Task directions: Copy every record exactly, and keep the pictures out.

Given data:
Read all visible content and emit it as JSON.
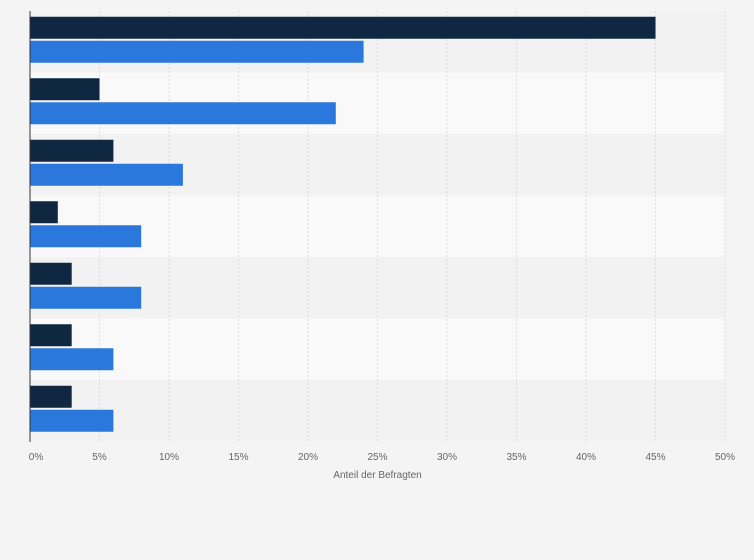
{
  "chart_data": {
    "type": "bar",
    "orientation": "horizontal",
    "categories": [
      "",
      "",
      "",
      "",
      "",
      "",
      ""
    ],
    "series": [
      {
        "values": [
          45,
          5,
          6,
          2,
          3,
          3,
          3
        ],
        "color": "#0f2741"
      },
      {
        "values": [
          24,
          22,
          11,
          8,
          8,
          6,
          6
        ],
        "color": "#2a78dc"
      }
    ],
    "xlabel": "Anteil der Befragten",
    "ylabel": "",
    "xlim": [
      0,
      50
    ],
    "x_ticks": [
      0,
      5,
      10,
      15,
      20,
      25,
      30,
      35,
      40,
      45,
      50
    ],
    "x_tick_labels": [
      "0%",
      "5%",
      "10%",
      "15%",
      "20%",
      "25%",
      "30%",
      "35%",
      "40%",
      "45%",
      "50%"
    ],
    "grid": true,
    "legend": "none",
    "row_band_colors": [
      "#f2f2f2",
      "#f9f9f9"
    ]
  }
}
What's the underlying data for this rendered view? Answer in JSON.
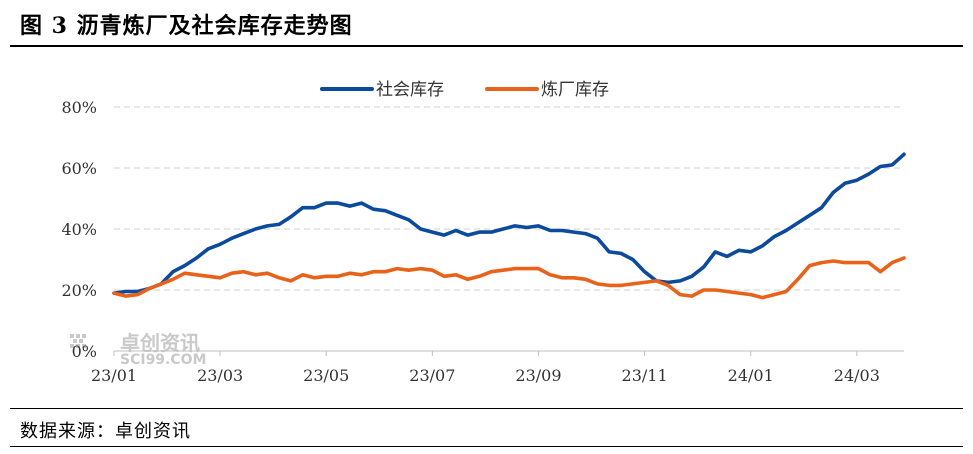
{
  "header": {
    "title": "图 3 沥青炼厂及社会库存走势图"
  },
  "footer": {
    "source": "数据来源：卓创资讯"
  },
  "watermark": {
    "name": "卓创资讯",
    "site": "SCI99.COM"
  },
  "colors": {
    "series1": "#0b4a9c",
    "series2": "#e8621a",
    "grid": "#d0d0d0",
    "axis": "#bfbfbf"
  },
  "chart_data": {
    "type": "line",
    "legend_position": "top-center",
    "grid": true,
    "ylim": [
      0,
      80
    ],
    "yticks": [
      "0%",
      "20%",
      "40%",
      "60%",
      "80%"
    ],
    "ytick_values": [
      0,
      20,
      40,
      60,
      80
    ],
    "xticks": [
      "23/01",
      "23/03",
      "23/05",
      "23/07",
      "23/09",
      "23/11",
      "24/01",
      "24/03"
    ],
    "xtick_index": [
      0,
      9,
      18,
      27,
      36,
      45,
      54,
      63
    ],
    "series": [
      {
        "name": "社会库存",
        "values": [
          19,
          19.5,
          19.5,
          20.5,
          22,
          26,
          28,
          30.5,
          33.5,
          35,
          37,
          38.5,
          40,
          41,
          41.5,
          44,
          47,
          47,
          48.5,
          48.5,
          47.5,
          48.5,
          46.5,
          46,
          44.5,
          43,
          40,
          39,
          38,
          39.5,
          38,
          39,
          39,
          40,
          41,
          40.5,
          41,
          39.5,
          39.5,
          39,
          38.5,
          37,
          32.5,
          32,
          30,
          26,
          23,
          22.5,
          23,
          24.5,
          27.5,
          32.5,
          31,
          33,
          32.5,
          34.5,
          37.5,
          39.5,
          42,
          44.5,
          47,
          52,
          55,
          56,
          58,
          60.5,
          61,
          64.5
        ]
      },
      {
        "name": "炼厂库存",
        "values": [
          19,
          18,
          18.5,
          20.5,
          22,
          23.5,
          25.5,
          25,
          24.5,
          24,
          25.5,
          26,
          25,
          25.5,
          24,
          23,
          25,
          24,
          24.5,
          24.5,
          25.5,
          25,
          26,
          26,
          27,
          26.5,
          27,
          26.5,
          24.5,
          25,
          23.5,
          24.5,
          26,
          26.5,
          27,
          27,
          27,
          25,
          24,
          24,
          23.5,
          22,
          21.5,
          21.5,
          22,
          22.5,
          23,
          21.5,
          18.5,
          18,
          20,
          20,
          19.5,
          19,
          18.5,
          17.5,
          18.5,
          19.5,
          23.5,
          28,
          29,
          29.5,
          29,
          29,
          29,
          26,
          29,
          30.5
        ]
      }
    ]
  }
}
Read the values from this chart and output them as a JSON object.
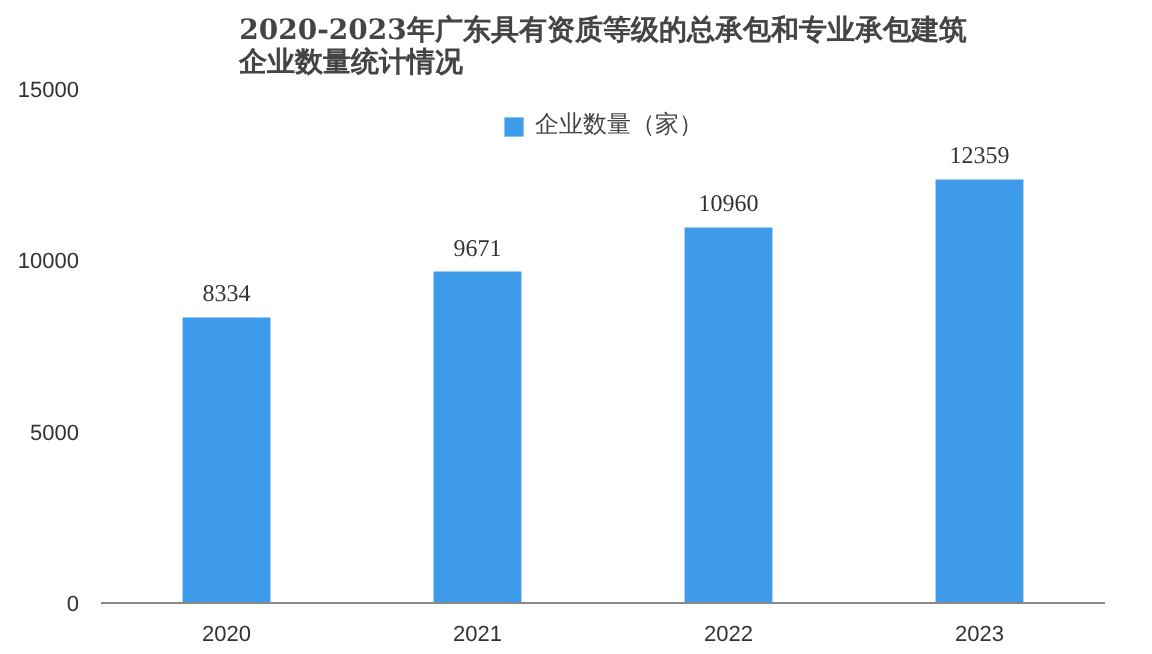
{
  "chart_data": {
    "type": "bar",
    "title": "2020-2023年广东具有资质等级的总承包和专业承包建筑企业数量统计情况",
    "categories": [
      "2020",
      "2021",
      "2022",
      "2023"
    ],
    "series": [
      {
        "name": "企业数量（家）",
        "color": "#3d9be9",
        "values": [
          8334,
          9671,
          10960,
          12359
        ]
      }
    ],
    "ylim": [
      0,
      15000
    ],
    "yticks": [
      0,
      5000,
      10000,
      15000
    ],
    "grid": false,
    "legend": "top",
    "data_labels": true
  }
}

In response:
Read all visible content and emit it as JSON.
{
  "chart_data": {
    "type": "bar",
    "orientation": "horizontal",
    "categories": [
      "",
      "",
      "",
      "",
      "",
      "",
      ""
    ],
    "series": [
      {
        "values": [
          45,
          5,
          6,
          2,
          3,
          3,
          3
        ],
        "color": "#0f2741"
      },
      {
        "values": [
          24,
          22,
          11,
          8,
          8,
          6,
          6
        ],
        "color": "#2a78dc"
      }
    ],
    "xlabel": "Anteil der Befragten",
    "ylabel": "",
    "xlim": [
      0,
      50
    ],
    "x_ticks": [
      0,
      5,
      10,
      15,
      20,
      25,
      30,
      35,
      40,
      45,
      50
    ],
    "x_tick_labels": [
      "0%",
      "5%",
      "10%",
      "15%",
      "20%",
      "25%",
      "30%",
      "35%",
      "40%",
      "45%",
      "50%"
    ],
    "grid": true,
    "legend": "none",
    "row_band_colors": [
      "#f2f2f2",
      "#f9f9f9"
    ]
  }
}
What's the underlying data for this rendered view? Answer in JSON.
{
  "header": {
    "title": "图 3 沥青炼厂及社会库存走势图"
  },
  "footer": {
    "source": "数据来源：卓创资讯"
  },
  "watermark": {
    "name": "卓创资讯",
    "site": "SCI99.COM"
  },
  "colors": {
    "series1": "#0b4a9c",
    "series2": "#e8621a",
    "grid": "#d0d0d0",
    "axis": "#bfbfbf"
  },
  "chart_data": {
    "type": "line",
    "legend_position": "top-center",
    "grid": true,
    "ylim": [
      0,
      80
    ],
    "yticks": [
      "0%",
      "20%",
      "40%",
      "60%",
      "80%"
    ],
    "ytick_values": [
      0,
      20,
      40,
      60,
      80
    ],
    "xticks": [
      "23/01",
      "23/03",
      "23/05",
      "23/07",
      "23/09",
      "23/11",
      "24/01",
      "24/03"
    ],
    "xtick_index": [
      0,
      9,
      18,
      27,
      36,
      45,
      54,
      63
    ],
    "series": [
      {
        "name": "社会库存",
        "values": [
          19,
          19.5,
          19.5,
          20.5,
          22,
          26,
          28,
          30.5,
          33.5,
          35,
          37,
          38.5,
          40,
          41,
          41.5,
          44,
          47,
          47,
          48.5,
          48.5,
          47.5,
          48.5,
          46.5,
          46,
          44.5,
          43,
          40,
          39,
          38,
          39.5,
          38,
          39,
          39,
          40,
          41,
          40.5,
          41,
          39.5,
          39.5,
          39,
          38.5,
          37,
          32.5,
          32,
          30,
          26,
          23,
          22.5,
          23,
          24.5,
          27.5,
          32.5,
          31,
          33,
          32.5,
          34.5,
          37.5,
          39.5,
          42,
          44.5,
          47,
          52,
          55,
          56,
          58,
          60.5,
          61,
          64.5
        ]
      },
      {
        "name": "炼厂库存",
        "values": [
          19,
          18,
          18.5,
          20.5,
          22,
          23.5,
          25.5,
          25,
          24.5,
          24,
          25.5,
          26,
          25,
          25.5,
          24,
          23,
          25,
          24,
          24.5,
          24.5,
          25.5,
          25,
          26,
          26,
          27,
          26.5,
          27,
          26.5,
          24.5,
          25,
          23.5,
          24.5,
          26,
          26.5,
          27,
          27,
          27,
          25,
          24,
          24,
          23.5,
          22,
          21.5,
          21.5,
          22,
          22.5,
          23,
          21.5,
          18.5,
          18,
          20,
          20,
          19.5,
          19,
          18.5,
          17.5,
          18.5,
          19.5,
          23.5,
          28,
          29,
          29.5,
          29,
          29,
          29,
          26,
          29,
          30.5
        ]
      }
    ]
  }
}
Read the values from this chart and output them as a JSON object.
{
  "chart_data": {
    "type": "bar",
    "title": "2020-2023年广东具有资质等级的总承包和专业承包建筑企业数量统计情况",
    "categories": [
      "2020",
      "2021",
      "2022",
      "2023"
    ],
    "series": [
      {
        "name": "企业数量（家）",
        "color": "#3d9be9",
        "values": [
          8334,
          9671,
          10960,
          12359
        ]
      }
    ],
    "ylim": [
      0,
      15000
    ],
    "yticks": [
      0,
      5000,
      10000,
      15000
    ],
    "grid": false,
    "legend": "top",
    "data_labels": true
  }
}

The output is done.